* [Metin bölümü]
┌──
AİHM’e  başvuruların 20 bin 110’u Türkiye kaynaklı hak ihlali şikayetlerinden oluşmaktadır. Bunlar, AİHM’nin toplam iş yükünün yüzde 26,9’una eşittir. Kısaca AİHM toplam mesaisinin dörtte birini Türkiye’yeayırmıştır. Türkiye’ye karşı dava başvurularının yarısını, 15 Temmuz darbe girişimi sonrası alınan tedbirler kapsamındaki tutuklama, yargılama ve kamu sektöründe işten çıkarmalara bağlı şikayetler olmuştur. Türkiye, Rusya, Ukrayna, Romanya ve İtalya’ya karşı başvurular, AİHM iş yükünün yüzde 74’ünü oluşturmaktadır.

Dava başvurularında Türkiye’yi  Rusya (16 bin 750), Ukrayna (10 bin 400), Romanya (4 bin 800), İtalya (3 bin 550), Yunanistan (2 bin 800), Polonya (2 bin 450) ve Azerbaycan (2 bin 150) izlemektedir.  Dava başvurularında Lihtenştayn en alt sırada yer alırken, Andora’ya karşı 5, İrlanda’ya karşı  10 başvuru bulunmaktadır. AİHM’nin geçen yıl haklarında en çok dava kararı açıkladığı devletler şunlardır:  Rusya (384), Ukrayna (144), Romanya (81), Türkiye (80), Macaristan (35), Polonya (34) ve Moldova (34).
Rusya Federasyonu’nun Şubat 2023’te Ukrayna’yı işgali sonrası Avrupa Konseyi Bakanlar Komitesi  Rusya’nın üyeliğini düşürmüştür.


Türkiye davalarının 73’nde AİHS’nin en az bir maddesinin ihlal edildiğine, beş davada hiçbir ihlal olmadığına, diğer iki  davada ise başka yollarla çözüme hükmedilmiştir. Türkiye’yle ilgili ihlal kararlarında AİHS’nin emniyet ve güvenlik hakkıyla ilgili 5’nci maddesinin 27  defa, mülkiyet hakkıyla ilgili Ek Protokol’ün 1’nci maddesinin 20  defa, adil yargılanmayla ilgili 6’ncı maddenin ise 19 defa  ihlal edildiği açıklanmıştır.
└──
* [Kısa görev A] Satırların en başından "- x-tick-label: 80 h: [1000, 690, 1024, 704]" geçen satıra kadar olan kısmı, iki uç da dahil, hiç değiştirmeden yazın.
* [Kısa görev B] AİHM başvuruları hakkındaki metni kaldığı yerden alıp sürdürün.
Metin ile satırlar birbirinden bağımsızdır.

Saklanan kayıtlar
┌──
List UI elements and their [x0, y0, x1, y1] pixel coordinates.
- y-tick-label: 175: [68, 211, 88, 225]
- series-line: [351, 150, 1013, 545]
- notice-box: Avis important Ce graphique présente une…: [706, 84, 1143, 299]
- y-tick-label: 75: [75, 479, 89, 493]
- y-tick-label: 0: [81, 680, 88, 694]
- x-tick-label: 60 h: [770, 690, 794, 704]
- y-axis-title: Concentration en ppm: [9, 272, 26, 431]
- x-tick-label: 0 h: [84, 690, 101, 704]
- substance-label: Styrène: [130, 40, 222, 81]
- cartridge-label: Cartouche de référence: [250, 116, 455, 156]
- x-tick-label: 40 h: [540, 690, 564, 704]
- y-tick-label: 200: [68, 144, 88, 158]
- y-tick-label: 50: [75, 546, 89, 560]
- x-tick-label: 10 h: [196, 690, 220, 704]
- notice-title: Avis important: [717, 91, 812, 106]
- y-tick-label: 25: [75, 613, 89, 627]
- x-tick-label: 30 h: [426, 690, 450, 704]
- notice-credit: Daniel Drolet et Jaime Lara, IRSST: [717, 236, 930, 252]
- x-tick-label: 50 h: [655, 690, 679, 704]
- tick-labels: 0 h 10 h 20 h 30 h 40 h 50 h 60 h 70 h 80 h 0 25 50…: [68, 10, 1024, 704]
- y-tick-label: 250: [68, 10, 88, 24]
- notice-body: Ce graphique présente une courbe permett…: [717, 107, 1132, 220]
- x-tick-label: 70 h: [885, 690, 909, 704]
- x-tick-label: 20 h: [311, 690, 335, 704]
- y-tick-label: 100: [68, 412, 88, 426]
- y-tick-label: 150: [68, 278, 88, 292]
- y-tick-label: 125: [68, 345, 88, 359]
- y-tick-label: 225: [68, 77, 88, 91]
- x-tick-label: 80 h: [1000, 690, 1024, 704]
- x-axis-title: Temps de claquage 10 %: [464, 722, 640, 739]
└──
* [Yanıt A]
List UI elements and their [x0, y0, x1, y1] pixel coordinates.
- y-tick-label: 175: [68, 211, 88, 225]
- series-line: [351, 150, 1013, 545]
- notice-box: Avis important Ce graphique présente une…: [706, 84, 1143, 299]
- y-tick-label: 75: [75, 479, 89, 493]
- y-tick-label: 0: [81, 680, 88, 694]
- x-tick-label: 60 h: [770, 690, 794, 704]
- y-axis-title: Concentration en ppm: [9, 272, 26, 431]
- x-tick-label: 0 h: [84, 690, 101, 704]
- substance-label: Styrène: [130, 40, 222, 81]
- cartridge-label: Cartouche de référence: [250, 116, 455, 156]
- x-tick-label: 40 h: [540, 690, 564, 704]
- y-tick-label: 200: [68, 144, 88, 158]
- y-tick-label: 50: [75, 546, 89, 560]
- x-tick-label: 10 h: [196, 690, 220, 704]
- notice-title: Avis important: [717, 91, 812, 106]
- y-tick-label: 25: [75, 613, 89, 627]
- x-tick-label: 30 h: [426, 690, 450, 704]
- notice-credit: Daniel Drolet et Jaime Lara, IRSST: [717, 236, 930, 252]
- x-tick-label: 50 h: [655, 690, 679, 704]
- tick-labels: 0 h 10 h 20 h 30 h 40 h 50 h 60 h 70 h 80 h 0 25 50…: [68, 10, 1024, 704]
- y-tick-label: 250: [68, 10, 88, 24]
- notice-body: Ce graphique présente une courbe permett…: [717, 107, 1132, 220]
- x-tick-label: 70 h: [885, 690, 909, 704]
- x-tick-label: 20 h: [311, 690, 335, 704]
- y-tick-label: 100: [68, 412, 88, 426]
- y-tick-label: 150: [68, 278, 88, 292]
- y-tick-label: 125: [68, 345, 88, 359]
- y-tick-label: 225: [68, 77, 88, 91]
- x-tick-label: 80 h: [1000, 690, 1024, 704]

* [Yanıt B]
Geçen yıl  Türkiye davalarında dostane çözüm sayısı azalmıştır.  2020 yılında 167, 2021’de 43 olan dostane çözüm sayısı 2022’de 10’a gerilemiştir.

AİHM’in  Türkiye’ye ilişkin 2022 verilerine göre  kararların 73’ünde en az bir hak ihlali bulunduğunu göstermiştir.  Beş kararda ise herhangi bir hak ihlaline rastlanmamıştır. Kararlar aşağıdadır:

  • Yaşam hakkı ihlali, (1)
  • Etkili soruşturma yükümlülüğünün ihlali, (4)
  • İnsanlık dışı ve aşağılayıcı muamele yasağının ihlali, (6)
  • Özgürlük ve güvenlik hakkının ihlali, (27)
  • Adil yargılanma hakkı ihlali, (16)
  • İcra edilemezlik, (3)
  • “Kanunsuz ceza olmaz” ilkesinin ihlali, (1)
  • Özel hayatın ve aile hayatının gizliliği hakkının ihlali, (4)
  • Düşünce, inanç ve din özgürlüğünün ihlali, (1)
  • İfade özgürlüğü ihlali, (8)
  • Toplantı ve örgütlenme özgürlüğünün ihlali, (6)
  • Etkili bir kanuni yola başvurma hakkının ihlali, (2)
  • Ayrımcılık yasağının ihlali, (1)
  • Mülkiyet hakkı ihlali, (20)
  • Özgür seçim hakkı ihlali, (3)

2022 yılındaki başvurulardan 26 bin 700’ü Mahkemece kabul edilemez bulunduğu gerekçesiyle reddedilmiştir.  Avrupa Konseyi üye devletlerinin 1 Ocak 2022 tarihi itibarıyla yaklaşık 837 milyon nüfusa sahip olduğu ve her 10 bin kişi ortalama başvuru sayısının da 2022 yılında 0,54 olduğu  açıklanmıştır.

Avrupa Konseyi Bakanlar Komitesi, 27 Ocak itibariyle bin 914 gündür tutuklu olan iş insanı Osman Kavala‘nın AİHM ve AİHM Yüksek Daire kararlarına rağmen serbest bırakılmamasıyla ilgili ‘ihlal sürecini’ Şubat 2022’de başlatmıştır. Konsey, Türkiye’nin AİHM’in derhal serbest bırakın dediği Kavala Kararına uyması için Ekim 2022’de bir temas grubu kurmuştur.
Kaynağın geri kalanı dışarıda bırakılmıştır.